* Textauszug *

<<<<

2.1 Prozessentscheidend ist das Darlehen von Fr. 350'000.-- gewesen, das die
Beschwerdegegnerin von einem Onkel der Beschwerdeführerin erhalten hat und
mit dem die Beschwerdegegnerin die güterrechtliche Ausgleichszahlung an die
Beschwerdeführerin geleistet hat. Beide kantonalen Gerichte sind davon
ausgegangen, dass die Ehegatten das Darlehen bei der Vereinbarung des
Unterhaltsbeitrags nicht unter den Passiven der Beschwerdegegnerin
berücksichtigt hätten. Es habe sich um ein zinsloses Darlehen gehandelt, das
für die Berechnung des Unterhaltsbeitrags ohne Belang gewesen sei (E. 3b S. 6
des appellationsgerichtlichen Urteils).

Der nachträglichen Abänderung gemäss aArt. 153 Abs. 2 ZGB unterliegen nicht
bloss durch Urteil festgelegte, sondern auch von den Parteien vereinbarte und
anschliessend gerichtlich genehmigte Renten (BGE 105 II 166 E. 1 S. 169). Von
welchen Vorstellungen die Parteien bei Abschluss einer Vereinbarung
ausgegangen sind, ist Tatfrage (BGE 105 II 166 E. 2 S. 169; 96 II 301 E. 4 S.

>>>>

* Aufgaben *
1. Prüfe, ob die folgenden Aussagen mit dem Urteilsauszug übereinstimmen, und belege jede Antwort mit einem wörtlichen Zitat daraus: (a) Das Darlehen betrug Fr. 350'000.--. (b) Das Darlehen war verzinslich. (c) Nachträglich abändern lassen sich nur Renten, die durch Urteil festgelegt wurden.
2. Schreibe den Urteilsauszug im Anschluss an seine letzten Worte weiter.

* Annotierte Bereichslisten *
<<<<

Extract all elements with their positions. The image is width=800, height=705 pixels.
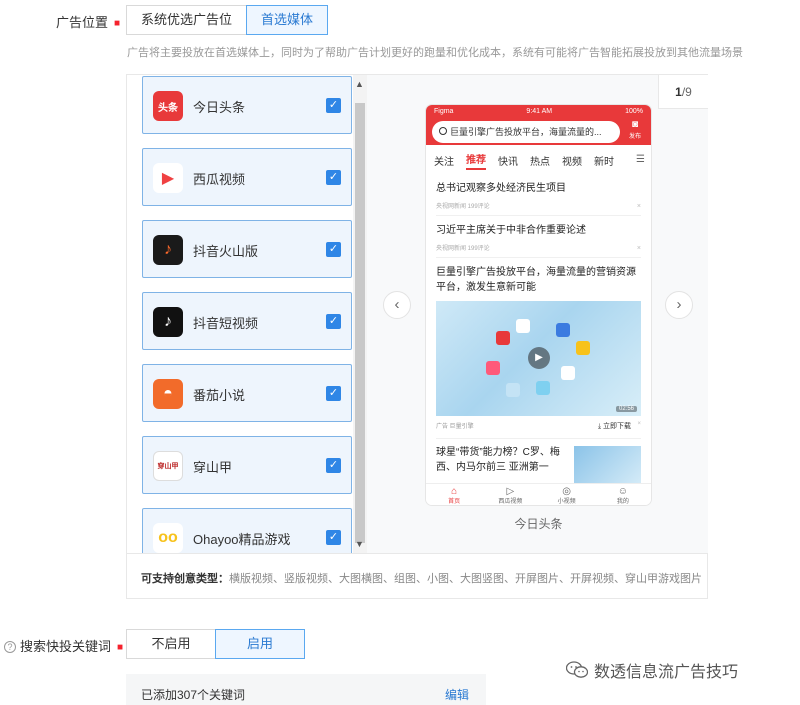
help-icon[interactable]: ? <box>4 641 16 653</box>
ad-meta: 广告 巨量引擎 ⤓ 立即下载 × <box>436 421 641 430</box>
keyword-count: 已添加307个关键词 <box>141 688 246 702</box>
home-tab: ⌂ 首页 <box>426 484 482 505</box>
divider <box>436 257 641 258</box>
divider <box>436 438 641 439</box>
media-card-pangle[interactable]: 穿山甲 穿山甲 ✓ <box>142 436 352 494</box>
news-thumbnail <box>574 446 641 486</box>
fanqie-logo-icon: ◓ <box>153 379 183 409</box>
douyin-logo-icon: ♪ <box>153 307 183 337</box>
pangle-logo-icon: 穿山甲 <box>153 451 183 481</box>
media-name: 抖音火山版 <box>193 244 259 259</box>
preview-area: 1/9 ‹ › Figma 9:41 AM 100% 巨量引擎广告投放平台，海量… <box>367 75 708 553</box>
video-duration: 02:56 <box>615 406 637 412</box>
checkbox-checked-icon[interactable]: ✓ <box>326 170 341 185</box>
phone-bottom-nav: ⌂ 首页 ▷ 西瓜视频 ◎ 小视频 ☺ 我的 <box>426 483 651 505</box>
option-system-preferred[interactable]: 系统优选广告位 <box>126 5 248 35</box>
next-arrow-button[interactable]: › <box>665 291 693 319</box>
scroll-down-arrow-icon[interactable]: ▼ <box>355 539 364 549</box>
wechat-icon <box>566 661 588 678</box>
phone-tab: 热点 <box>530 156 550 168</box>
media-name: 今日头条 <box>193 100 246 115</box>
search-icon <box>439 127 447 135</box>
media-name: 番茄小说 <box>193 388 246 403</box>
user-icon: ☺ <box>617 486 628 497</box>
phone-tab: 关注 <box>434 156 454 168</box>
play-outline-icon: ▷ <box>506 486 515 497</box>
preview-caption: 今日头条 <box>514 517 563 531</box>
media-list: 头条 今日头条 ✓ ▶ 西瓜视频 ✓ ♪ 抖音火山版 ✓ ♪ 抖音短视频 ✓ ◓… <box>127 75 367 553</box>
ad-title: 巨量引擎广告投放平台，海量流量的营销资源平台，激发生意新可能 <box>436 267 636 293</box>
media-card-xigua[interactable]: ▶ 西瓜视频 ✓ <box>142 148 352 206</box>
profile-tab: ☺ 我的 <box>595 484 651 505</box>
media-name: 抖音短视频 <box>193 316 259 331</box>
close-icon: × <box>637 421 641 427</box>
media-card-douyin[interactable]: ♪ 抖音短视频 ✓ <box>142 292 352 350</box>
media-card-ohayoo[interactable]: oo Ohayoo精品游戏 ✓ <box>142 508 352 553</box>
news-item: 习近平主席关于中非合作重要论述 央视网新闻 199评论 × <box>436 225 641 252</box>
keyword-edit-link[interactable]: 编辑 <box>445 686 469 703</box>
keyword-segmented: 不启用 启用 <box>126 629 305 659</box>
toutiao-logo-icon: 头条 <box>153 91 183 121</box>
scrollbar-thumb[interactable] <box>355 103 365 543</box>
short-video-icon: ◎ <box>562 486 571 497</box>
checkbox-checked-icon[interactable]: ✓ <box>326 242 341 257</box>
ad-position-label: 广告位置 ■ <box>56 15 121 30</box>
douyin-huoshan-logo-icon: ♪ <box>153 235 183 265</box>
ad-video-thumbnail: ▶ 02:56 <box>436 301 641 416</box>
phone-tab: 新时 <box>594 156 614 168</box>
phone-preview: Figma 9:41 AM 100% 巨量引擎广告投放平台，海量流量的... ◙… <box>426 105 651 505</box>
short-video-tab: ◎ 小视频 <box>539 484 595 505</box>
phone-tabs: 关注 推荐 快讯 热点 视频 新时 ☰ <box>426 145 651 175</box>
phone-tab: 视频 <box>562 156 582 168</box>
download-link: ⤓ 立即下载 <box>597 423 631 430</box>
checkbox-checked-icon[interactable]: ✓ <box>326 530 341 545</box>
phone-tab-active: 推荐 <box>466 151 486 170</box>
phone-tab: 快讯 <box>498 156 518 168</box>
media-name: 穿山甲 <box>193 460 233 475</box>
ad-position-segmented: 系统优选广告位 首选媒体 <box>126 5 329 35</box>
ad-position-hint: 广告将主要投放在首选媒体上，同时为了帮助广告计划更好的跑量和优化成本，系统有可能… <box>127 47 743 59</box>
page-indicator: 1/9 <box>658 75 708 109</box>
required-mark: ■ <box>114 18 121 29</box>
home-icon: ⌂ <box>451 486 458 497</box>
option-preferred-media[interactable]: 首选媒体 <box>246 5 329 35</box>
supported-creative-types: 可支持创意类型：横版视频、竖版视频、大图横图、组图、小图、大图竖图、开屏图片、开… <box>127 553 707 599</box>
close-icon: × <box>636 245 641 252</box>
phone-search-box: 巨量引擎广告投放平台，海量流量的... <box>432 121 620 143</box>
media-panel: 头条 今日头条 ✓ ▶ 西瓜视频 ✓ ♪ 抖音火山版 ✓ ♪ 抖音短视频 ✓ ◓… <box>126 74 708 599</box>
option-enable[interactable]: 启用 <box>215 629 305 659</box>
video-tab: ▷ 西瓜视频 <box>482 484 538 505</box>
play-icon: ▶ <box>528 347 550 369</box>
search-keyword-label: ? 搜索快投关键词 ■ <box>4 636 123 655</box>
prev-arrow-button[interactable]: ‹ <box>383 291 411 319</box>
menu-icon: ☰ <box>636 154 645 165</box>
checkbox-checked-icon[interactable]: ✓ <box>326 314 341 329</box>
close-icon: × <box>636 203 641 210</box>
camera-icon: ◙ 发布 <box>628 119 641 140</box>
checkbox-checked-icon[interactable]: ✓ <box>326 98 341 113</box>
divider <box>436 215 641 216</box>
media-card-toutiao[interactable]: 头条 今日头条 ✓ <box>142 76 352 134</box>
news-item: 球星“带货”能力榜？C罗、梅西、内马尔前三 亚洲第一 <box>436 447 560 473</box>
xigua-logo-icon: ▶ <box>153 163 183 193</box>
media-card-fanqie[interactable]: ◓ 番茄小说 ✓ <box>142 364 352 422</box>
scroll-up-arrow-icon[interactable]: ▲ <box>355 79 364 89</box>
checkbox-checked-icon[interactable]: ✓ <box>326 458 341 473</box>
status-bar: Figma 9:41 AM 100% <box>434 108 643 115</box>
media-card-douyin-huoshan[interactable]: ♪ 抖音火山版 ✓ <box>142 220 352 278</box>
media-name: 西瓜视频 <box>193 172 246 187</box>
news-item: 总书记观察多处经济民生项目 央视网新闻 199评论 × <box>436 183 641 210</box>
required-mark: ■ <box>117 642 124 653</box>
checkbox-checked-icon[interactable]: ✓ <box>326 386 341 401</box>
watermark: 数透信息流广告技巧 <box>566 658 738 682</box>
media-name: Ohayoo精品游戏 <box>193 532 291 547</box>
option-disable[interactable]: 不启用 <box>126 629 216 659</box>
ohayoo-logo-icon: oo <box>153 523 183 553</box>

>>>>

* Antworten *
1.
(a) Ja: „das Darlehen von Fr. 350'000.-- gewesen“
(b) Nein: „Es habe sich um ein zinsloses Darlehen gehandelt“
(c) Nein: „nicht bloss durch Urteil festgelegte, sondern auch von den Parteien vereinbarte und anschliessend gerichtlich genehmigte Renten“

2.
302). Die entsprechende Feststellung des Appellationsgerichts, die Parteien
hätten das erwähnte Darlehen ausser Betracht gelassen, ficht die
Beschwerdeführerin nicht an.

Die Beschwerdeführerin macht geltend, es könne gar nicht relevant sein, ob
und aus welchen Gründen bei der Ausfällung des Scheidungsurteils Passiven
vergessen oder "nicht berücksichtigt" worden seien. Im Rahmen des
Abänderungsprozesses sei die Vermögenssituation der unterhaltsberechtigten
Person im Zeitpunkt der Scheidung vielmehr vollumfänglich mit derjenigen bei
Einreichung der Abänderungsklage zu vergleichen (S. 7). Ob diese
Rechtsauffassung der Beschwerdeführerin zutrifft, kann das Bundesgericht im
Berufungsverfahren prüfen (z.B. BGE 117 II 359 E. 6 S. 367/368). Denn das
materielle Bundesrecht bestimmt, was rechtserheblich ist (BGE 123 III 35 E.
2b S. 40) und - bezogen auf den zu beurteilenden Fall - von welchen
wirtschaftlichen Verhältnissen auszugehen ist, damit der Abänderungsanspruch
gemäss aArt. 153 Abs. 2 ZGB beurteilt werden kann. Auf die Rüge der
Beschwerdeführerin kann nicht eingetreten werden (Art. 84 Abs. 2 OG).

2.2 Die Beschwerdeführerin wendet ein, selbst die von den kantonalen
Gerichten bejahte Vermögenssteigerung von Fr. 179'342.-- auf Seiten der
Beschwerdegegnerin sei als erheblich im Sinne des Gesetzes zu qualifizieren
und müsste zu einer Anpassung der Unterhaltsbeiträge führen (S. 10/11). In
rechtlicher Hinsicht trifft es zu, dass die Herabsetzung (oder Aufhebung)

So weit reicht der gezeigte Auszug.